[Source]:
_ _ _ _
Again, this was less protracted translation discussion and more an appreciation of our idiosyncrasies. In Argentina, we refer to where we vote as the “dark room” — often a school classroom, that we enter alone, with the windows covered and ballots spread across the desks waiting to be put in your empty envelope. In my voting experience, some places even turn off the lights. You then take the envelope to the corridor outside, placing it in the ballot box in front of supervisors and others waiting their turn. 

Apparently, the term is used mostly in Argentina and Paraguay, with Uruguay preferring cuarto secreto or “secret room.” It’s a formal term enshrined in our electoral code, not slang or shorthand. We went with the generic “polling station” and on exploring why there wasn’t a specific term for exactly where you cast your vote — like “voting booth” in the UK — US friends informed me that if voting in person, it’s often in communal halls featuring rows of voting machines with a little space between them.

This is anathema to our cuarto oscuro: several in the newsroom voted in Buenos Aires City for the first time and using the single electronic machine in view of election personnel was disconcerting. Because we had both electronic and paper ballots, the cuarto oscuro was just a cardboard booth — also unnerving. Maybe now that electronic voting has been scrapped for October, we’ll recover that treasured moment of standing in a dark room alone with our decisions. How else will you feel the weight of the democratic process?
_ _ _ _
[Provided material]:
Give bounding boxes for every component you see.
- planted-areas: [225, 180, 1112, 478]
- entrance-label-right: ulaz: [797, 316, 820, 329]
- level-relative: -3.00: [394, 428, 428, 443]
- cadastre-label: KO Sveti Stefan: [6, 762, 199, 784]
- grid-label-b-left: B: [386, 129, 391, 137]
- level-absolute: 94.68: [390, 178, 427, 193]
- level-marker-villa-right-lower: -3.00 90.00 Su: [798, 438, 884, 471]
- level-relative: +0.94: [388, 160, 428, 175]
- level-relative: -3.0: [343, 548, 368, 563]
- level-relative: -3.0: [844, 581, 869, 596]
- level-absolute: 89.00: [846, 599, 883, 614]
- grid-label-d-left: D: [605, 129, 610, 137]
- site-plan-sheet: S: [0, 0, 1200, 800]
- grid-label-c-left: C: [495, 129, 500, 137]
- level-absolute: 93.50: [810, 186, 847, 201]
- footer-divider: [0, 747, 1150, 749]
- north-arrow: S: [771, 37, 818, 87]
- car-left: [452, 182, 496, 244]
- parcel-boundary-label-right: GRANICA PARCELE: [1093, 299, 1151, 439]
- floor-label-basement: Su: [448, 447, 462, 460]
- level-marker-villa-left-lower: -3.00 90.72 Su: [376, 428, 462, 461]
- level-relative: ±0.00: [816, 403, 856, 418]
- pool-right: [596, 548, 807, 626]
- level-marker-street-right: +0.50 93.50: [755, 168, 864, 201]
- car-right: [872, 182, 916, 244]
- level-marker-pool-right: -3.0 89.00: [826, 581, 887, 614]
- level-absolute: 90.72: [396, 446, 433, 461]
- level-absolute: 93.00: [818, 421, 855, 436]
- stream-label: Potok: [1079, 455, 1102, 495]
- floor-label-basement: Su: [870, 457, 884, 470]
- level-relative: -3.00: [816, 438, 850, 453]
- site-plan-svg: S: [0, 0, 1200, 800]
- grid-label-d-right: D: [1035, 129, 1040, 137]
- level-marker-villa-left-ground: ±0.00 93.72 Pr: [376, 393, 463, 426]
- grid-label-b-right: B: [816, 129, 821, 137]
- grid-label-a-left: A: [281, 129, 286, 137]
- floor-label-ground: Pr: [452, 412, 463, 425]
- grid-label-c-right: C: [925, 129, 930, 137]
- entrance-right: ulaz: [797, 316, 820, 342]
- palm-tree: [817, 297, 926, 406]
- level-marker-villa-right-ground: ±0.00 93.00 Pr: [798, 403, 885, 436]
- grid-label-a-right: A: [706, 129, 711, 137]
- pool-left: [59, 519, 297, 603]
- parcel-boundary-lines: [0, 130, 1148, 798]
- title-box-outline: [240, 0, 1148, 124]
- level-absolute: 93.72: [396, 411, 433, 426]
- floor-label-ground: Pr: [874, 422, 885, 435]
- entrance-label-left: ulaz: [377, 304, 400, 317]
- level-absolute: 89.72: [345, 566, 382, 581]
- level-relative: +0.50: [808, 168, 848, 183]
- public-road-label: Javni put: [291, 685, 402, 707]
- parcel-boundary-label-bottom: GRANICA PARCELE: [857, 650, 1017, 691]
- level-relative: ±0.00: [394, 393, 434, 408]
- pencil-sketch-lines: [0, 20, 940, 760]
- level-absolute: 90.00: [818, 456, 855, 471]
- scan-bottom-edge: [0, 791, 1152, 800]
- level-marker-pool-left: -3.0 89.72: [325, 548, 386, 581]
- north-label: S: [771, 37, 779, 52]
_ _ _ _
[The exercise]: Write out the part of the passage above on Argentina's voting rooms that lies between "Apparently, the term" and "space between them.", inclusive.

[Expected answer]:
Apparently, the term is used mostly in Argentina and Paraguay, with Uruguay preferring cuarto secreto or “secret room.” It’s a formal term enshrined in our electoral code, not slang or shorthand. We went with the generic “polling station” and on exploring why there wasn’t a specific term for exactly where you cast your vote — like “voting booth” in the UK — US friends informed me that if voting in person, it’s often in communal halls featuring rows of voting machines with a little space between them.